> Task requirements: Each entry below is to be given again word for word, with no pictures.

> Material for this exercise:
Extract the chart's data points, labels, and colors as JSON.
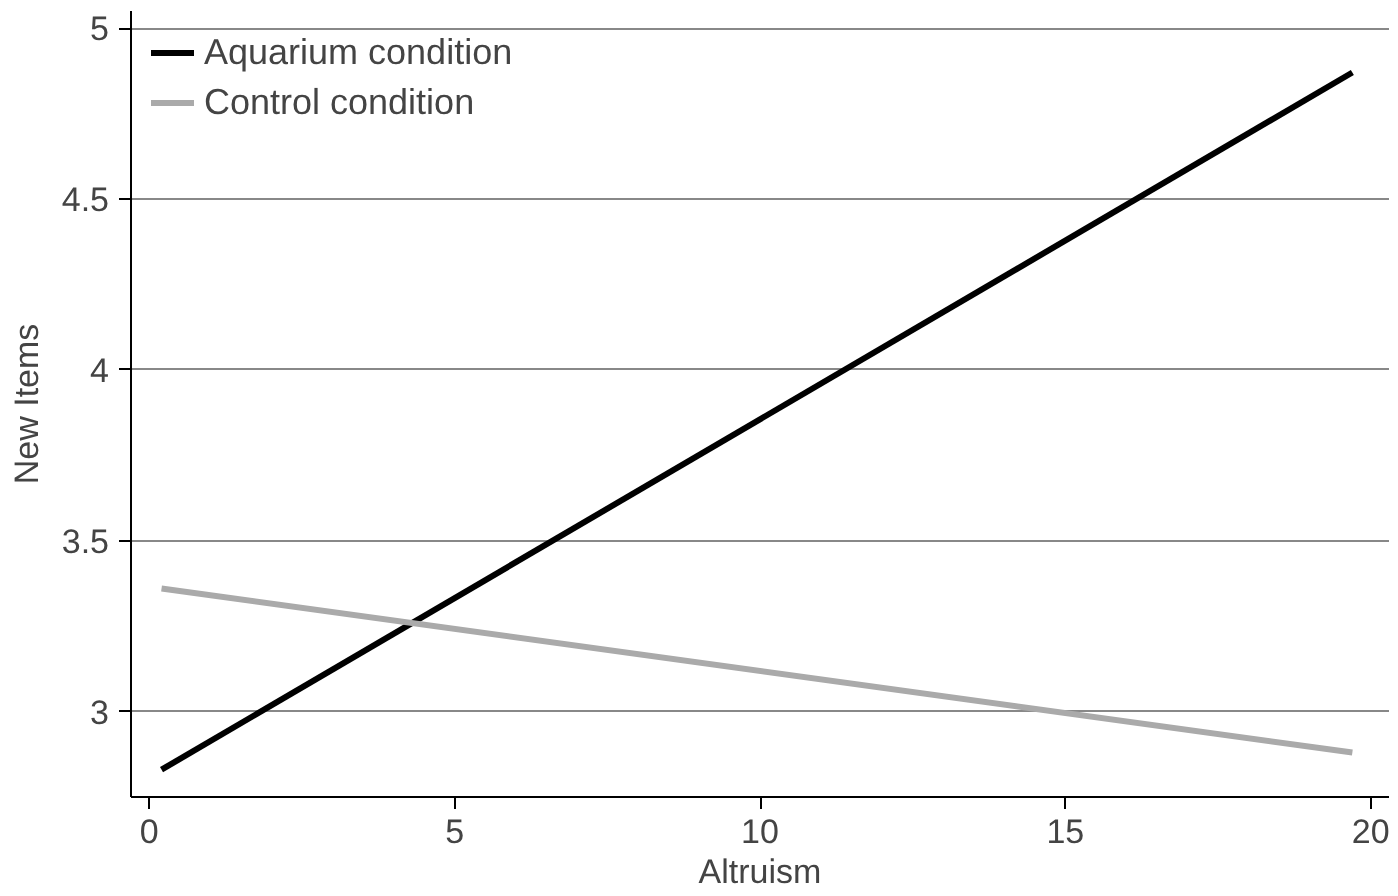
{
  "chart_data": {
    "type": "line",
    "xlabel": "Altruism",
    "ylabel": "New Items",
    "series": [
      {
        "name": "Aquarium condition",
        "color": "#000000",
        "values": [
          2.83,
          4.87
        ]
      },
      {
        "name": "Control condition",
        "color": "#aaaaaa",
        "values": [
          3.36,
          2.88
        ]
      }
    ],
    "x": [
      0.2,
      19.7
    ],
    "xlim": [
      -0.3,
      20.3
    ],
    "xticks": [
      0,
      5,
      10,
      15,
      20
    ],
    "ylim": [
      2.75,
      5.05
    ],
    "yticks": [
      3,
      3.5,
      4,
      4.5,
      5
    ],
    "grid": "y",
    "legend": "top left",
    "marker": "none",
    "line_style": "solid"
  }
}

> Reply to the exercise:
Extract the chart's data points, labels, and colors as JSON.
{
  "chart_data": {
    "type": "line",
    "xlabel": "Altruism",
    "ylabel": "New Items",
    "series": [
      {
        "name": "Aquarium condition",
        "color": "#000000",
        "values": [
          2.83,
          4.87
        ]
      },
      {
        "name": "Control condition",
        "color": "#aaaaaa",
        "values": [
          3.36,
          2.88
        ]
      }
    ],
    "x": [
      0.2,
      19.7
    ],
    "xlim": [
      -0.3,
      20.3
    ],
    "xticks": [
      0,
      5,
      10,
      15,
      20
    ],
    "ylim": [
      2.75,
      5.05
    ],
    "yticks": [
      3,
      3.5,
      4,
      4.5,
      5
    ],
    "grid": "y",
    "legend": "top left",
    "marker": "none",
    "line_style": "solid"
  }
}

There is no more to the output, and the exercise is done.